▶ STATED PROBLEM: Convert each of the records below into a JSON list of strings, with one string per line and any blank lines omitted.

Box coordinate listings
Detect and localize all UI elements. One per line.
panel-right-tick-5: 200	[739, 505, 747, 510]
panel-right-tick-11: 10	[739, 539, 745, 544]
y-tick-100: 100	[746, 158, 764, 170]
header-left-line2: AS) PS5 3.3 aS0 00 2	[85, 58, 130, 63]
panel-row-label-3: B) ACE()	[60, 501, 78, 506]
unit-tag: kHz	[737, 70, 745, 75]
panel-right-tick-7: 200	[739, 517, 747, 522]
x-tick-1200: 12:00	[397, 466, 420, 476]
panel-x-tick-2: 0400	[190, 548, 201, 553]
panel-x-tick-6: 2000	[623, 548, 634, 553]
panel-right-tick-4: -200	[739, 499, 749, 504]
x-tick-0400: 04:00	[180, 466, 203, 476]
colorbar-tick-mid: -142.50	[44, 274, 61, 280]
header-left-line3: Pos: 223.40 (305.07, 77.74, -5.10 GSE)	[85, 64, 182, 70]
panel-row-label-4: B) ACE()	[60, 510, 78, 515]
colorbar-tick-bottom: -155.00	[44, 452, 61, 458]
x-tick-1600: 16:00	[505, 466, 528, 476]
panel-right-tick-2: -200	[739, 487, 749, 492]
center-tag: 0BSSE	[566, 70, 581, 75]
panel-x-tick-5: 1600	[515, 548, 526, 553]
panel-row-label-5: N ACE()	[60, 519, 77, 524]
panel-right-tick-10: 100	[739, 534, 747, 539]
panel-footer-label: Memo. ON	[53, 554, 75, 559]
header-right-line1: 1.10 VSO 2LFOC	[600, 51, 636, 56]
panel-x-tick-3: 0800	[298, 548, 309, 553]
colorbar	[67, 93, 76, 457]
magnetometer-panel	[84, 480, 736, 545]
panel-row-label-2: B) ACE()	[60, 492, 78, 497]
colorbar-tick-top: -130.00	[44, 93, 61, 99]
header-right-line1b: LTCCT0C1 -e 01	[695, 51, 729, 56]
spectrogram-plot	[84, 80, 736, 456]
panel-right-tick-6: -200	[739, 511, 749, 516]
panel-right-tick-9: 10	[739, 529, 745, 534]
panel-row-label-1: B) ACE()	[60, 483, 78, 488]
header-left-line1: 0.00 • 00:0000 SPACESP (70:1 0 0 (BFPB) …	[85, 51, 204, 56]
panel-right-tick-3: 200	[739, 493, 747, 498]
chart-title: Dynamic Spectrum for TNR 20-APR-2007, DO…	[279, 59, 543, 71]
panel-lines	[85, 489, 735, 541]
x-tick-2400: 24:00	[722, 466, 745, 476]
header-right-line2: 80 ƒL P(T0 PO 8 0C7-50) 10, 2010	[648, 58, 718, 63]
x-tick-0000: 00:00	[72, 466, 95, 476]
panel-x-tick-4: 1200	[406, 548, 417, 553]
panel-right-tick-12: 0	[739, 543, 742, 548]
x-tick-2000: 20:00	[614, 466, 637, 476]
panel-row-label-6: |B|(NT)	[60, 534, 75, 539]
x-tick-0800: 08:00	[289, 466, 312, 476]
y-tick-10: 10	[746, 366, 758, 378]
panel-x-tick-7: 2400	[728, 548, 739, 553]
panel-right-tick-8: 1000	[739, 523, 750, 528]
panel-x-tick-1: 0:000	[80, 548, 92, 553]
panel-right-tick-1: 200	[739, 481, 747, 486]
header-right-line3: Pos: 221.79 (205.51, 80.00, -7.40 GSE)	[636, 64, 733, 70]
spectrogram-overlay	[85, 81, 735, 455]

▶ EXERCISE ANSWER:
[
  "Detect and localize all UI elements. One per line.",
  "panel-right-tick-5: 200\t[739, 505, 747, 510]",
  "panel-right-tick-11: 10\t[739, 539, 745, 544]",
  "y-tick-100: 100\t[746, 158, 764, 170]",
  "header-left-line2: AS) PS5 3.3 aS0 00 2\t[85, 58, 130, 63]",
  "panel-row-label-3: B) ACE()\t[60, 501, 78, 506]",
  "unit-tag: kHz\t[737, 70, 745, 75]",
  "panel-right-tick-7: 200\t[739, 517, 747, 522]",
  "x-tick-1200: 12:00\t[397, 466, 420, 476]",
  "panel-x-tick-2: 0400\t[190, 548, 201, 553]",
  "panel-x-tick-6: 2000\t[623, 548, 634, 553]",
  "panel-right-tick-4: -200\t[739, 499, 749, 504]",
  "x-tick-0400: 04:00\t[180, 466, 203, 476]",
  "colorbar-tick-mid: -142.50\t[44, 274, 61, 280]",
  "header-left-line3: Pos: 223.40 (305.07, 77.74, -5.10 GSE)\t[85, 64, 182, 70]",
  "panel-row-label-4: B) ACE()\t[60, 510, 78, 515]",
  "colorbar-tick-bottom: -155.00\t[44, 452, 61, 458]",
  "x-tick-1600: 16:00\t[505, 466, 528, 476]",
  "panel-right-tick-2: -200\t[739, 487, 749, 492]",
  "center-tag: 0BSSE\t[566, 70, 581, 75]",
  "panel-x-tick-5: 1600\t[515, 548, 526, 553]",
  "panel-row-label-5: N ACE()\t[60, 519, 77, 524]",
  "panel-right-tick-10: 100\t[739, 534, 747, 539]",
  "panel-footer-label: Memo. ON\t[53, 554, 75, 559]",
  "header-right-line1: 1.10 VSO 2LFOC\t[600, 51, 636, 56]",
  "panel-x-tick-3: 0800\t[298, 548, 309, 553]",
  "colorbar\t[67, 93, 76, 457]",
  "magnetometer-panel\t[84, 480, 736, 545]",
  "panel-row-label-2: B) ACE()\t[60, 492, 78, 497]",
  "colorbar-tick-top: -130.00\t[44, 93, 61, 99]",
  "header-right-line1b: LTCCT0C1 -e 01\t[695, 51, 729, 56]",
  "spectrogram-plot\t[84, 80, 736, 456]",
  "panel-right-tick-6: -200\t[739, 511, 749, 516]",
  "panel-right-tick-9: 10\t[739, 529, 745, 534]",
  "panel-row-label-1: B) ACE()\t[60, 483, 78, 488]",
  "header-left-line1: 0.00 • 00:0000 SPACESP (70:1 0 0 (BFPB) …\t[85, 51, 204, 56]",
  "panel-right-tick-3: 200\t[739, 493, 747, 498]",
  "chart-title: Dynamic Spectrum for TNR 20-APR-2007, DO…\t[279, 59, 543, 71]",
  "panel-lines\t[85, 489, 735, 541]",
  "x-tick-2400: 24:00\t[722, 466, 745, 476]",
  "header-right-line2: 80 ƒL P(T0 PO 8 0C7-50) 10, 2010\t[648, 58, 718, 63]",
  "x-tick-0000: 00:00\t[72, 466, 95, 476]",
  "panel-x-tick-4: 1200\t[406, 548, 417, 553]",
  "panel-right-tick-12: 0\t[739, 543, 742, 548]",
  "x-tick-2000: 20:00\t[614, 466, 637, 476]",
  "panel-row-label-6: |B|(NT)\t[60, 534, 75, 539]",
  "x-tick-0800: 08:00\t[289, 466, 312, 476]",
  "y-tick-10: 10\t[746, 366, 758, 378]",
  "panel-x-tick-7: 2400\t[728, 548, 739, 553]",
  "panel-right-tick-8: 1000\t[739, 523, 750, 528]",
  "panel-x-tick-1: 0:000\t[80, 548, 92, 553]",
  "panel-right-tick-1: 200\t[739, 481, 747, 486]",
  "header-right-line3: Pos: 221.79 (205.51, 80.00, -7.40 GSE)\t[636, 64, 733, 70]",
  "spectrogram-overlay\t[85, 81, 735, 455]"
]